* **Short task**
Retype the complete listing exactly as it appears.

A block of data
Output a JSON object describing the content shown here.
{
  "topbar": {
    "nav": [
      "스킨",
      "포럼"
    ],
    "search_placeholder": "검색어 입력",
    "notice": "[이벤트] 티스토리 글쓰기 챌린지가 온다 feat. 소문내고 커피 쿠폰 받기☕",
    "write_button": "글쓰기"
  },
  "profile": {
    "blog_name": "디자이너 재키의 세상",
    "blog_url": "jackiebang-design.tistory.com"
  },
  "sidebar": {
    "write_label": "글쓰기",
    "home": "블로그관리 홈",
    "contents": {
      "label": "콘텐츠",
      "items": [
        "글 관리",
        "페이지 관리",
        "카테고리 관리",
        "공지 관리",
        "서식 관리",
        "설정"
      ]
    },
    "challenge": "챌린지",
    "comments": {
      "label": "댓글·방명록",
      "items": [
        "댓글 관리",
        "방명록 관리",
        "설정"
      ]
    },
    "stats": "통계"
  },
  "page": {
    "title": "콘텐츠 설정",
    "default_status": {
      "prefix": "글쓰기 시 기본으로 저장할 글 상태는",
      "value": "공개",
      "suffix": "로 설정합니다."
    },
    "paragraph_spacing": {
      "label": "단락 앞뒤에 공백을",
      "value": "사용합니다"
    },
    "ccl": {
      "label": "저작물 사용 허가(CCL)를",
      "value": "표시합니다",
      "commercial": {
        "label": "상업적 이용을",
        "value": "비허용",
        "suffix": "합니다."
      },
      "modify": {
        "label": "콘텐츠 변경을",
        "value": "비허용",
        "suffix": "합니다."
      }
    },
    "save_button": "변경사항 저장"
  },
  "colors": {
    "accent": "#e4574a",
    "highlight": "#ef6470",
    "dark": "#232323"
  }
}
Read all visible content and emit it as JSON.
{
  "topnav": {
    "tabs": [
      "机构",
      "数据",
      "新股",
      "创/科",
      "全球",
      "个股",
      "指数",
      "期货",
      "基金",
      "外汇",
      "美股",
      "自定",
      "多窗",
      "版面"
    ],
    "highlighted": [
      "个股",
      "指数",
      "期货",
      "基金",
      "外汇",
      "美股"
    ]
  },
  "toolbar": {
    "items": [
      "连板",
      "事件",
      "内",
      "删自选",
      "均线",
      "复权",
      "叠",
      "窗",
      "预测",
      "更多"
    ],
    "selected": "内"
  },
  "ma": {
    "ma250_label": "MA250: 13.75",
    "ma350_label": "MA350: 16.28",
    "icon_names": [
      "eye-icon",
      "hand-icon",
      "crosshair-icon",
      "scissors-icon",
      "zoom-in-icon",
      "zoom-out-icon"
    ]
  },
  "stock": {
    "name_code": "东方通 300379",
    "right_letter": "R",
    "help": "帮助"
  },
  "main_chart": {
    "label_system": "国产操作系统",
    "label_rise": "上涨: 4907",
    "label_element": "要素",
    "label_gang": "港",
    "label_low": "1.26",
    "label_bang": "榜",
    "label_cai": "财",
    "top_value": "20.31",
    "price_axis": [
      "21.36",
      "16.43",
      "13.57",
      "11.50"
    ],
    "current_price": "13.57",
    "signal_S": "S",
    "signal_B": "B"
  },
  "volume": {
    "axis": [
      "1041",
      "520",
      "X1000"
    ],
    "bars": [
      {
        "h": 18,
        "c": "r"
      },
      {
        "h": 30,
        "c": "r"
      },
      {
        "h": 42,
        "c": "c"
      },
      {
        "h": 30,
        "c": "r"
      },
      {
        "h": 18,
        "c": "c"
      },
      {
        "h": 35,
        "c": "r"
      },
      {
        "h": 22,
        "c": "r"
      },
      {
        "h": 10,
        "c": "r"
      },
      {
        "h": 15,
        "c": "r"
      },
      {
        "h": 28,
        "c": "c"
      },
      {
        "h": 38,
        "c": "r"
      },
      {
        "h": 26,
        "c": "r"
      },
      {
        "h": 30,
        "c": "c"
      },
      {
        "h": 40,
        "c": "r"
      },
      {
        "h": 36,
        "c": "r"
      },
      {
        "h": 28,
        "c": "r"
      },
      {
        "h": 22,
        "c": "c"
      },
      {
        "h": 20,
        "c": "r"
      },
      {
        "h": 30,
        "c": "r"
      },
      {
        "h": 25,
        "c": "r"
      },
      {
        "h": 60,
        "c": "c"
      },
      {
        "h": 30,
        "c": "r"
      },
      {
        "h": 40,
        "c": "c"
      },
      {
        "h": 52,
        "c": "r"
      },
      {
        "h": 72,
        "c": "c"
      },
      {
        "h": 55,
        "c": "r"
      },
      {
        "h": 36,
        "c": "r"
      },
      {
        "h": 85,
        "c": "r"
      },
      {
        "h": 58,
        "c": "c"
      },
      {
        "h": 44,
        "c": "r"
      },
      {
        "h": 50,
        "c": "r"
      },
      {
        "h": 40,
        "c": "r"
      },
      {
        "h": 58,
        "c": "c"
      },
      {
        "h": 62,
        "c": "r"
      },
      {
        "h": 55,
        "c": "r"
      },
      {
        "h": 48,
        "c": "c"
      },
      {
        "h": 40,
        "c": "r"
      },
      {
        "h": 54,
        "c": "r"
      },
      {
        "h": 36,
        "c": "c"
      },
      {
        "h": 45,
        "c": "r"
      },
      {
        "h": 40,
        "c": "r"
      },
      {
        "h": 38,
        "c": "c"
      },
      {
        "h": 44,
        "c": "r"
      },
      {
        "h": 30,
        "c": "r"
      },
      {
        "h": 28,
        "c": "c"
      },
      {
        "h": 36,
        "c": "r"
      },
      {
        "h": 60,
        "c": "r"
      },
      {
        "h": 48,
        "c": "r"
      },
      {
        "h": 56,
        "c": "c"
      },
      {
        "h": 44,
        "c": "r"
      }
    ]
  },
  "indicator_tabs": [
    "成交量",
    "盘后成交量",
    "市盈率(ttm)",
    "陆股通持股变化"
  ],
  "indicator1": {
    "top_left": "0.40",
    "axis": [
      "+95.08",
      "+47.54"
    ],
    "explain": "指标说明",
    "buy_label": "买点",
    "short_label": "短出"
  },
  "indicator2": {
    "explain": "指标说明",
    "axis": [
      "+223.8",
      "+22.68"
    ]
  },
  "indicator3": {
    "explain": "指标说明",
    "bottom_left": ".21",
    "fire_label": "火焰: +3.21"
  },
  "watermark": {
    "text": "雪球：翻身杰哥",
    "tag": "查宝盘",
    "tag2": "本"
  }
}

* **Written answer**
Output a JSON object describing the content shown here.
{
  "topbar": {
    "nav": [
      "스킨",
      "포럼"
    ],
    "search_placeholder": "검색어 입력",
    "notice": "[이벤트] 티스토리 글쓰기 챌린지가 온다 feat. 소문내고 커피 쿠폰 받기☕",
    "write_button": "글쓰기"
  },
  "profile": {
    "blog_name": "디자이너 재키의 세상",
    "blog_url": "jackiebang-design.tistory.com"
  },
  "sidebar": {
    "write_label": "글쓰기",
    "home": "블로그관리 홈",
    "contents": {
      "label": "콘텐츠",
      "items": [
        "글 관리",
        "페이지 관리",
        "카테고리 관리",
        "공지 관리",
        "서식 관리",
        "설정"
      ]
    },
    "challenge": "챌린지",
    "comments": {
      "label": "댓글·방명록",
      "items": [
        "댓글 관리",
        "방명록 관리",
        "설정"
      ]
    },
    "stats": "통계"
  },
  "page": {
    "title": "콘텐츠 설정",
    "default_status": {
      "prefix": "글쓰기 시 기본으로 저장할 글 상태는",
      "value": "공개",
      "suffix": "로 설정합니다."
    },
    "paragraph_spacing": {
      "label": "단락 앞뒤에 공백을",
      "value": "사용합니다"
    },
    "ccl": {
      "label": "저작물 사용 허가(CCL)를",
      "value": "표시합니다",
      "commercial": {
        "label": "상업적 이용을",
        "value": "비허용",
        "suffix": "합니다."
      },
      "modify": {
        "label": "콘텐츠 변경을",
        "value": "비허용",
        "suffix": "합니다."
      }
    },
    "save_button": "변경사항 저장"
  },
  "colors": {
    "accent": "#e4574a",
    "highlight": "#ef6470",
    "dark": "#232323"
  }
}
Read all visible content and emit it as JSON.
{
  "topnav": {
    "tabs": [
      "机构",
      "数据",
      "新股",
      "创/科",
      "全球",
      "个股",
      "指数",
      "期货",
      "基金",
      "外汇",
      "美股",
      "自定",
      "多窗",
      "版面"
    ],
    "highlighted": [
      "个股",
      "指数",
      "期货",
      "基金",
      "外汇",
      "美股"
    ]
  },
  "toolbar": {
    "items": [
      "连板",
      "事件",
      "内",
      "删自选",
      "均线",
      "复权",
      "叠",
      "窗",
      "预测",
      "更多"
    ],
    "selected": "内"
  },
  "ma": {
    "ma250_label": "MA250: 13.75",
    "ma350_label": "MA350: 16.28",
    "icon_names": [
      "eye-icon",
      "hand-icon",
      "crosshair-icon",
      "scissors-icon",
      "zoom-in-icon",
      "zoom-out-icon"
    ]
  },
  "stock": {
    "name_code": "东方通 300379",
    "right_letter": "R",
    "help": "帮助"
  },
  "main_chart": {
    "label_system": "国产操作系统",
    "label_rise": "上涨: 4907",
    "label_element": "要素",
    "label_gang": "港",
    "label_low": "1.26",
    "label_bang": "榜",
    "label_cai": "财",
    "top_value": "20.31",
    "price_axis": [
      "21.36",
      "16.43",
      "13.57",
      "11.50"
    ],
    "current_price": "13.57",
    "signal_S": "S",
    "signal_B": "B"
  },
  "volume": {
    "axis": [
      "1041",
      "520",
      "X1000"
    ],
    "bars": [
      {
        "h": 18,
        "c": "r"
      },
      {
        "h": 30,
        "c": "r"
      },
      {
        "h": 42,
        "c": "c"
      },
      {
        "h": 30,
        "c": "r"
      },
      {
        "h": 18,
        "c": "c"
      },
      {
        "h": 35,
        "c": "r"
      },
      {
        "h": 22,
        "c": "r"
      },
      {
        "h": 10,
        "c": "r"
      },
      {
        "h": 15,
        "c": "r"
      },
      {
        "h": 28,
        "c": "c"
      },
      {
        "h": 38,
        "c": "r"
      },
      {
        "h": 26,
        "c": "r"
      },
      {
        "h": 30,
        "c": "c"
      },
      {
        "h": 40,
        "c": "r"
      },
      {
        "h": 36,
        "c": "r"
      },
      {
        "h": 28,
        "c": "r"
      },
      {
        "h": 22,
        "c": "c"
      },
      {
        "h": 20,
        "c": "r"
      },
      {
        "h": 30,
        "c": "r"
      },
      {
        "h": 25,
        "c": "r"
      },
      {
        "h": 60,
        "c": "c"
      },
      {
        "h": 30,
        "c": "r"
      },
      {
        "h": 40,
        "c": "c"
      },
      {
        "h": 52,
        "c": "r"
      },
      {
        "h": 72,
        "c": "c"
      },
      {
        "h": 55,
        "c": "r"
      },
      {
        "h": 36,
        "c": "r"
      },
      {
        "h": 85,
        "c": "r"
      },
      {
        "h": 58,
        "c": "c"
      },
      {
        "h": 44,
        "c": "r"
      },
      {
        "h": 50,
        "c": "r"
      },
      {
        "h": 40,
        "c": "r"
      },
      {
        "h": 58,
        "c": "c"
      },
      {
        "h": 62,
        "c": "r"
      },
      {
        "h": 55,
        "c": "r"
      },
      {
        "h": 48,
        "c": "c"
      },
      {
        "h": 40,
        "c": "r"
      },
      {
        "h": 54,
        "c": "r"
      },
      {
        "h": 36,
        "c": "c"
      },
      {
        "h": 45,
        "c": "r"
      },
      {
        "h": 40,
        "c": "r"
      },
      {
        "h": 38,
        "c": "c"
      },
      {
        "h": 44,
        "c": "r"
      },
      {
        "h": 30,
        "c": "r"
      },
      {
        "h": 28,
        "c": "c"
      },
      {
        "h": 36,
        "c": "r"
      },
      {
        "h": 60,
        "c": "r"
      },
      {
        "h": 48,
        "c": "r"
      },
      {
        "h": 56,
        "c": "c"
      },
      {
        "h": 44,
        "c": "r"
      }
    ]
  },
  "indicator_tabs": [
    "成交量",
    "盘后成交量",
    "市盈率(ttm)",
    "陆股通持股变化"
  ],
  "indicator1": {
    "top_left": "0.40",
    "axis": [
      "+95.08",
      "+47.54"
    ],
    "explain": "指标说明",
    "buy_label": "买点",
    "short_label": "短出"
  },
  "indicator2": {
    "explain": "指标说明",
    "axis": [
      "+223.8",
      "+22.68"
    ]
  },
  "indicator3": {
    "explain": "指标说明",
    "bottom_left": ".21",
    "fire_label": "火焰: +3.21"
  },
  "watermark": {
    "text": "雪球：翻身杰哥",
    "tag": "查宝盘",
    "tag2": "本"
  }
}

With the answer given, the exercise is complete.